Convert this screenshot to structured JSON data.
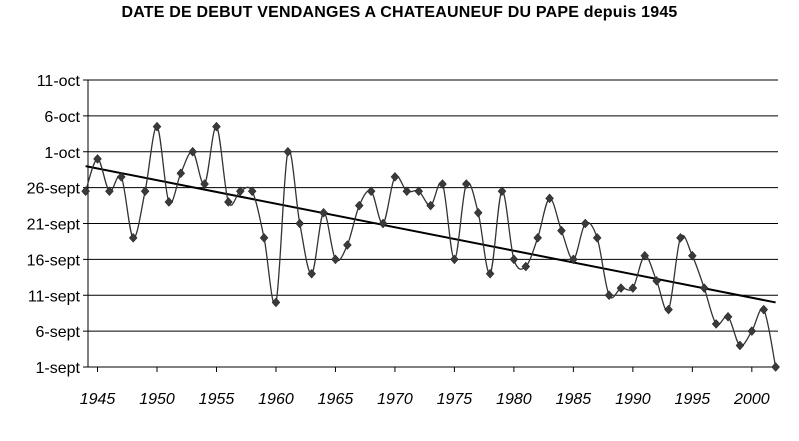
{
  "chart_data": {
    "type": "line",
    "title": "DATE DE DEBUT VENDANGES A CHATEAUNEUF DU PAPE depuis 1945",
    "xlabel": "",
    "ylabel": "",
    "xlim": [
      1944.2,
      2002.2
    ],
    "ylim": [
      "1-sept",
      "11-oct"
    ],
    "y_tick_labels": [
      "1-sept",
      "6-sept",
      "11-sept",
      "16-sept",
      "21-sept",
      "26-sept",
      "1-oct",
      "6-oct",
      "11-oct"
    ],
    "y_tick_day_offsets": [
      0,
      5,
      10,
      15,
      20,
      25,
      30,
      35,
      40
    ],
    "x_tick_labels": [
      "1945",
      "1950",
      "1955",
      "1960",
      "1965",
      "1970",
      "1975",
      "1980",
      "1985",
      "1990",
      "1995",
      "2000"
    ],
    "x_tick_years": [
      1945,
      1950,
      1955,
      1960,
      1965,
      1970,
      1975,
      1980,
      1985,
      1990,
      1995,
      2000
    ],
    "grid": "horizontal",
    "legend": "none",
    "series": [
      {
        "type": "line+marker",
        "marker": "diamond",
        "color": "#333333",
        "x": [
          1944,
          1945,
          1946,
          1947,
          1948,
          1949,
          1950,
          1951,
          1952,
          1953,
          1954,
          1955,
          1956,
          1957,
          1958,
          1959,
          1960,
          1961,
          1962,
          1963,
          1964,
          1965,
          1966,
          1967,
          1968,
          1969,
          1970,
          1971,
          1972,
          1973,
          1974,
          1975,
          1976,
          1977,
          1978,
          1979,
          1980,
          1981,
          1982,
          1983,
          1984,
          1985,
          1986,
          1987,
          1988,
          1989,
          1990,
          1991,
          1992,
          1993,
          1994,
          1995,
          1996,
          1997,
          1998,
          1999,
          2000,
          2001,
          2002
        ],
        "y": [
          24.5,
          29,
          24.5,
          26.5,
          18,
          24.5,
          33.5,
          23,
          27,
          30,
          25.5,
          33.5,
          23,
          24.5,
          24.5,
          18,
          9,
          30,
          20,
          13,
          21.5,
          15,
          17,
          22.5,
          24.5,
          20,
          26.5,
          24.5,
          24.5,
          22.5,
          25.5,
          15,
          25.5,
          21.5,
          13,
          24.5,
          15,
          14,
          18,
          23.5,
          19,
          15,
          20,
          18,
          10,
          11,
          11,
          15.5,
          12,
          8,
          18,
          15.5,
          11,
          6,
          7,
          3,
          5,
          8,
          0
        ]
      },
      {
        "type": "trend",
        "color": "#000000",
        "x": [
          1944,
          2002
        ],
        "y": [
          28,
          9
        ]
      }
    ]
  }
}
....
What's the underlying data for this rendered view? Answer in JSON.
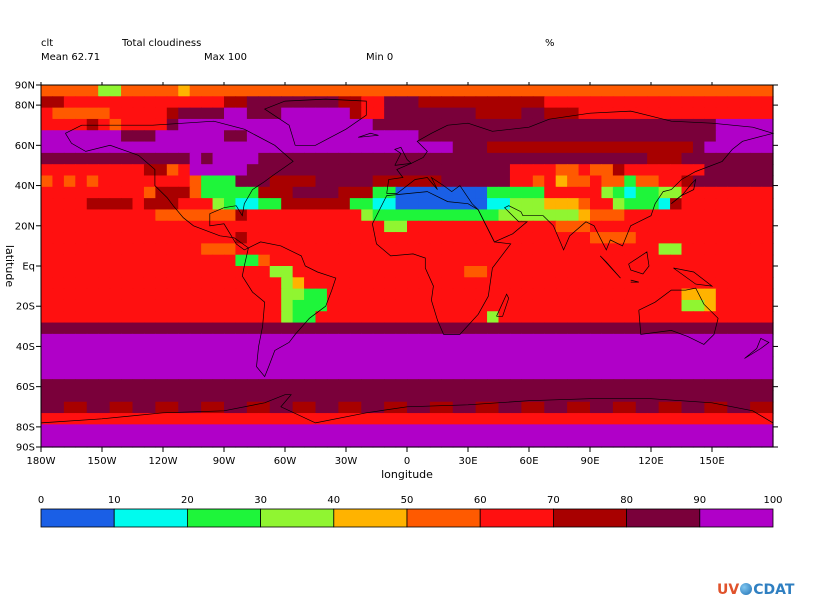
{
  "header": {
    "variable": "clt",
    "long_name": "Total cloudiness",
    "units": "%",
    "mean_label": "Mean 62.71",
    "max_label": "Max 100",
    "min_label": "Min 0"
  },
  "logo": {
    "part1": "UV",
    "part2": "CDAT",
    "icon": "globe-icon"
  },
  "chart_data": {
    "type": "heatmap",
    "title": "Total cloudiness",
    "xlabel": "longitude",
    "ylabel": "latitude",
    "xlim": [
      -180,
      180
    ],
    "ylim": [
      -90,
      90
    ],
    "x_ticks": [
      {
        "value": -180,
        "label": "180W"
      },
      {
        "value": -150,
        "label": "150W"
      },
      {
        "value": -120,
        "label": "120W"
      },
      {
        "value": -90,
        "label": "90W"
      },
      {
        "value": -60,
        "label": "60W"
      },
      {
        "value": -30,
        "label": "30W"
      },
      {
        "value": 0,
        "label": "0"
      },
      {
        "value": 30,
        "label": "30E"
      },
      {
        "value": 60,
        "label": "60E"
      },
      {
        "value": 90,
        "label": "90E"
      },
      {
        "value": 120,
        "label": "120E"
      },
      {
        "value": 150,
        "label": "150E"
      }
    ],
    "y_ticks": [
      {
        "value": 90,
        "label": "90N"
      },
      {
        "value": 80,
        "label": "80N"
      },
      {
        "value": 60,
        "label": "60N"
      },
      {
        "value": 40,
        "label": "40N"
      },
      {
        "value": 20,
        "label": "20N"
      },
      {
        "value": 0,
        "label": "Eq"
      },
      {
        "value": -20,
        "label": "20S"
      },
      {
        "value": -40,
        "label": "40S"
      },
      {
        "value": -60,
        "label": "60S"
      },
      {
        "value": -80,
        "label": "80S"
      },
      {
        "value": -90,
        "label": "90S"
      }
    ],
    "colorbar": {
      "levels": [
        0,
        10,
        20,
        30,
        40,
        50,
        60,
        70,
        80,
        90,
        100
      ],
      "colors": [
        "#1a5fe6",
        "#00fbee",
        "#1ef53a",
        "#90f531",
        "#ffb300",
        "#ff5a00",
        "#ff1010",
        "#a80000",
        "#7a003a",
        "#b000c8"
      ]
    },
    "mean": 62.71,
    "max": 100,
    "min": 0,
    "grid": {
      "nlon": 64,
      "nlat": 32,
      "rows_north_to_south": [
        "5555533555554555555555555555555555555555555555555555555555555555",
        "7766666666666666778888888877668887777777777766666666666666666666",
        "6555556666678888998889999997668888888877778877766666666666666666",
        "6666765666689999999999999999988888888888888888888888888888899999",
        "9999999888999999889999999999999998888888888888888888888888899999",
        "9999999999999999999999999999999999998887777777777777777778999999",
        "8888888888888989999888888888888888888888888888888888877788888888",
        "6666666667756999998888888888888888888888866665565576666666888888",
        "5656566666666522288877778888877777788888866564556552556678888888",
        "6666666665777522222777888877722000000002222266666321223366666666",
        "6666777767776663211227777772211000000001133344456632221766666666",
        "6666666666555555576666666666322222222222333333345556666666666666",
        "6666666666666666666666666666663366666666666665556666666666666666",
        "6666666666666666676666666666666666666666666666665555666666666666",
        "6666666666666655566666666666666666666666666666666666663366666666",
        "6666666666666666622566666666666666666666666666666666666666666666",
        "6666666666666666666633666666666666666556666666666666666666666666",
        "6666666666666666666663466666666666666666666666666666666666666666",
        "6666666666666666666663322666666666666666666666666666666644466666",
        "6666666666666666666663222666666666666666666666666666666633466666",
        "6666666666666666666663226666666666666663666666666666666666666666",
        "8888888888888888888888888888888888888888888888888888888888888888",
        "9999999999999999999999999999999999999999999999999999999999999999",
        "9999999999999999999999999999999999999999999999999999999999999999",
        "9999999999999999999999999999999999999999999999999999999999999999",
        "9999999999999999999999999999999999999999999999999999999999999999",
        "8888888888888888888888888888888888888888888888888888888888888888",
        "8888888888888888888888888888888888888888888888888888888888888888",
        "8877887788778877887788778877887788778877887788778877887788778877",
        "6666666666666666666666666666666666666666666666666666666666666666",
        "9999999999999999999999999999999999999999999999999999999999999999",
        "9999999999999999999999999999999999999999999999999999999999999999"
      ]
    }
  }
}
....
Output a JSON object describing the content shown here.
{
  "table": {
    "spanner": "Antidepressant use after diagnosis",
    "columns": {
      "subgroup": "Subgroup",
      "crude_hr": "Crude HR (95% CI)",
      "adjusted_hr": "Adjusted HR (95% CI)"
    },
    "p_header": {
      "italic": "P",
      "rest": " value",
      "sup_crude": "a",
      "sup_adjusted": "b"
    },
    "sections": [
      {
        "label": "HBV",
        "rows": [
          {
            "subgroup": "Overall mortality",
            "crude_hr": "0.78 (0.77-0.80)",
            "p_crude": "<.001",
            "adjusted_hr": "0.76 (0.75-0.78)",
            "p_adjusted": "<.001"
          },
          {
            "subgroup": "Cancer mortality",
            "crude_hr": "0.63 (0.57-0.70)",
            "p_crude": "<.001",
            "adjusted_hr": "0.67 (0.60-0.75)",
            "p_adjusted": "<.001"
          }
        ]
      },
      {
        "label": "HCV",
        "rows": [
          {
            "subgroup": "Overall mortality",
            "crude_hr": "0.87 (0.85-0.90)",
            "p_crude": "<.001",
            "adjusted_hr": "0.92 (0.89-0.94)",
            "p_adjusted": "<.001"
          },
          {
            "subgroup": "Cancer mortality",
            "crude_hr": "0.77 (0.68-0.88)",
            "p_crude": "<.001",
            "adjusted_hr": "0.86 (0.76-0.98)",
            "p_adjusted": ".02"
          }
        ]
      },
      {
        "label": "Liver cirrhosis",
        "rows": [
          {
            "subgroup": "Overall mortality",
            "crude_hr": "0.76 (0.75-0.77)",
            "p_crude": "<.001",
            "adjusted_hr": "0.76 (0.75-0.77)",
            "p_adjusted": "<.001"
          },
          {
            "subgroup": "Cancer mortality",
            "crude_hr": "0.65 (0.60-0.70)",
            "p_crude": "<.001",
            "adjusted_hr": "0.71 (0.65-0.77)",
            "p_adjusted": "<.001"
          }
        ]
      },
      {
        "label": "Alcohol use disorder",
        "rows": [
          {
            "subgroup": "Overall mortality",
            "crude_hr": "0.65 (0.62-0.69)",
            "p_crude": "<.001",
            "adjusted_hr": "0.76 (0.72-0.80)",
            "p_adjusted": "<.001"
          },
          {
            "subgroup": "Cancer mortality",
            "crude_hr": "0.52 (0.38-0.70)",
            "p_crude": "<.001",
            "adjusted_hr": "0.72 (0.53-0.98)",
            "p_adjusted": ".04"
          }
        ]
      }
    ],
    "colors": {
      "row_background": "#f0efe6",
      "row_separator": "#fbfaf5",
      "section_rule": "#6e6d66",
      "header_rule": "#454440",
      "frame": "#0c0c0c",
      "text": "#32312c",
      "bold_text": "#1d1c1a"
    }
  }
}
....
→ **INSTRUCTIONS FOR THE TASK**: State how many lines of the records above contain "cloudiness", with no words besides the number.

→ **SOLUTION FOR THIS EXERCISE**: 2